# EXERCISE BRIEF:
Take the line containing "What data populates" and every line after it to the end of the records, and copy them exactly, excluding pictures.

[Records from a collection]
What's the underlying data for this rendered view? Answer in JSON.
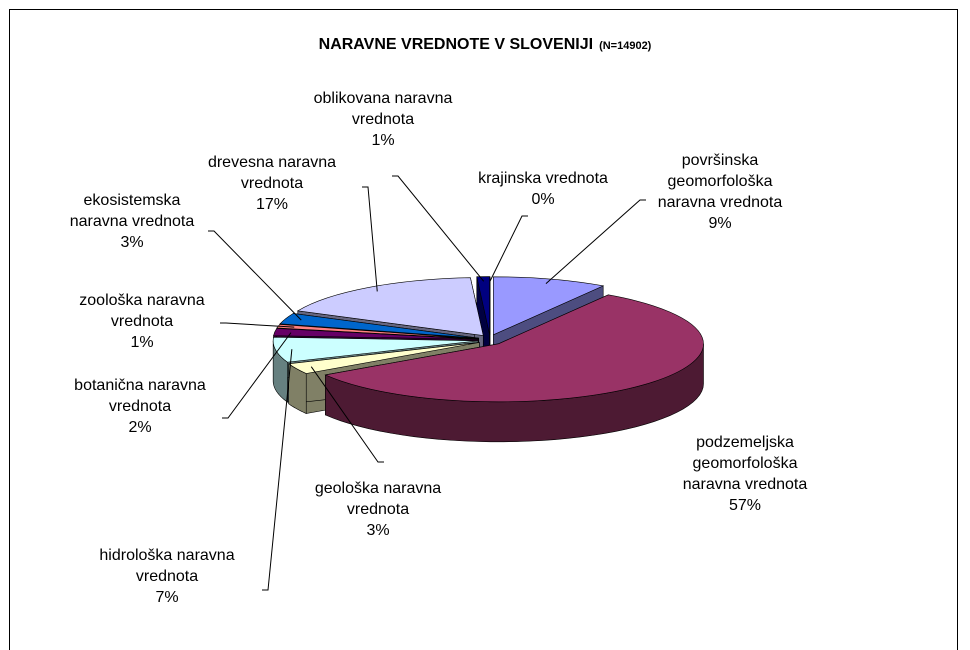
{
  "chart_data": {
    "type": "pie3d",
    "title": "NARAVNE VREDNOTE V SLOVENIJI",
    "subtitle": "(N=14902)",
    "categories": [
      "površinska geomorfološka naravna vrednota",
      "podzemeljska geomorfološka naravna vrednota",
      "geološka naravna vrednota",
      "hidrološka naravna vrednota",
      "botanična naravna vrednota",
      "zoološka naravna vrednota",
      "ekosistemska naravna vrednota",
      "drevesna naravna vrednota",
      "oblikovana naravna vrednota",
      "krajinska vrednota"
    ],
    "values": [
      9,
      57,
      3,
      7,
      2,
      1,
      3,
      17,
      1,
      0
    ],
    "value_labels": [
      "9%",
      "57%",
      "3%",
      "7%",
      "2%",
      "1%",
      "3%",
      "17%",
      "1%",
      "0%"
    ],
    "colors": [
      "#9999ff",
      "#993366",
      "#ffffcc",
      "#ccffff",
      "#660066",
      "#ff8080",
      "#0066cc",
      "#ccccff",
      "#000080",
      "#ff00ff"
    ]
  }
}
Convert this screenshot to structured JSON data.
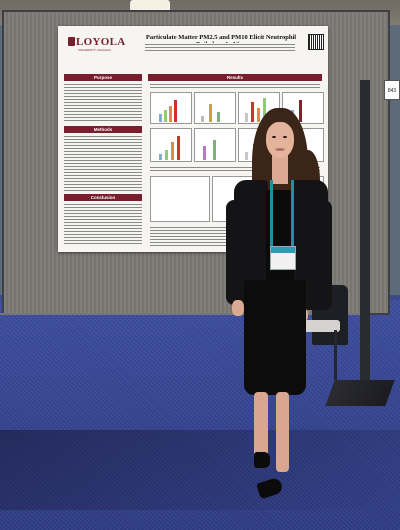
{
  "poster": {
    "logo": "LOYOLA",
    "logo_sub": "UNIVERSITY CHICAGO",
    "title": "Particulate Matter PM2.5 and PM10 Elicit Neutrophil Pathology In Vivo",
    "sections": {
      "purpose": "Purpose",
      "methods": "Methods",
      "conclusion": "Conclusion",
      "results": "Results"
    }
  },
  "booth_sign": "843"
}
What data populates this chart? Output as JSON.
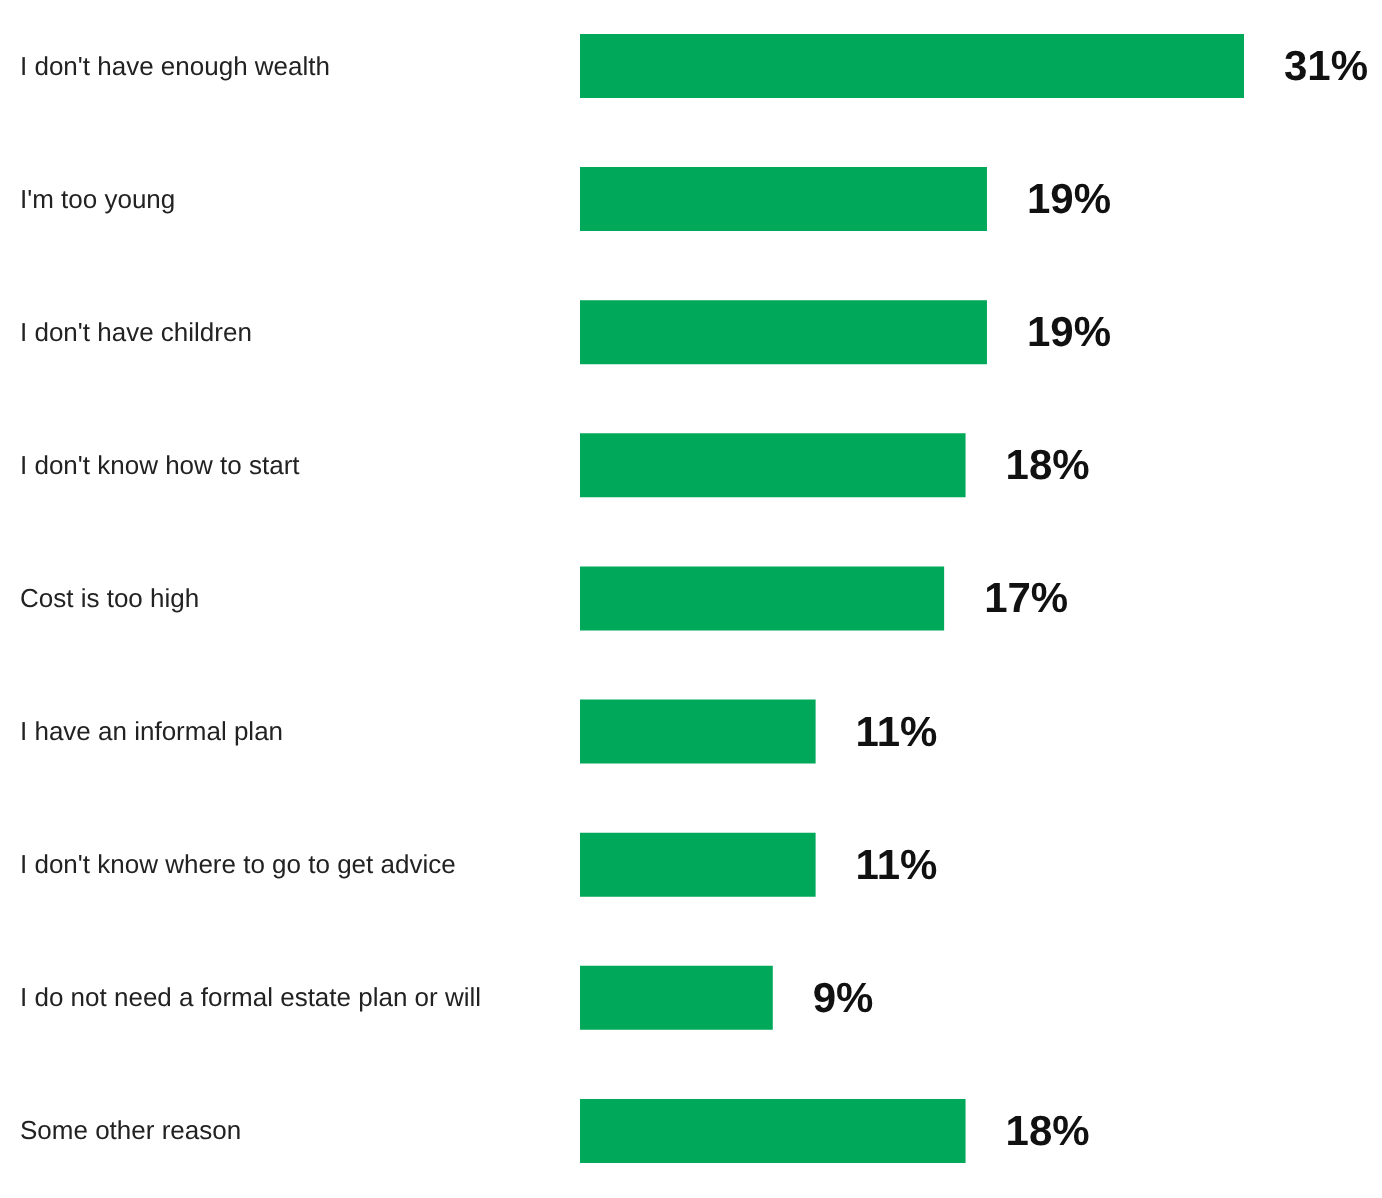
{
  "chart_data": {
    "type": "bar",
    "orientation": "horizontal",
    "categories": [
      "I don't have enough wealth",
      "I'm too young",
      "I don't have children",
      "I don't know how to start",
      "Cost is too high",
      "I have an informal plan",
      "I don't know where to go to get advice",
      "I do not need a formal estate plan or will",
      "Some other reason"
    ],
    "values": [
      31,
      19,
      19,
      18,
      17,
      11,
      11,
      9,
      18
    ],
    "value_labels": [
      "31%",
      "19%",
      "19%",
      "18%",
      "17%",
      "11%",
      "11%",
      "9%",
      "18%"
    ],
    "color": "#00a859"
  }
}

# RESULT:
What data populates this chart? Output as JSON.
{
  "chart_data": {
    "type": "bar",
    "orientation": "horizontal",
    "categories": [
      "I don't have enough wealth",
      "I'm too young",
      "I don't have children",
      "I don't know how to start",
      "Cost is too high",
      "I have an informal plan",
      "I don't know where to go to get advice",
      "I do not need a formal estate plan or will",
      "Some other reason"
    ],
    "values": [
      31,
      19,
      19,
      18,
      17,
      11,
      11,
      9,
      18
    ],
    "value_labels": [
      "31%",
      "19%",
      "19%",
      "18%",
      "17%",
      "11%",
      "11%",
      "9%",
      "18%"
    ],
    "color": "#00a859"
  }
}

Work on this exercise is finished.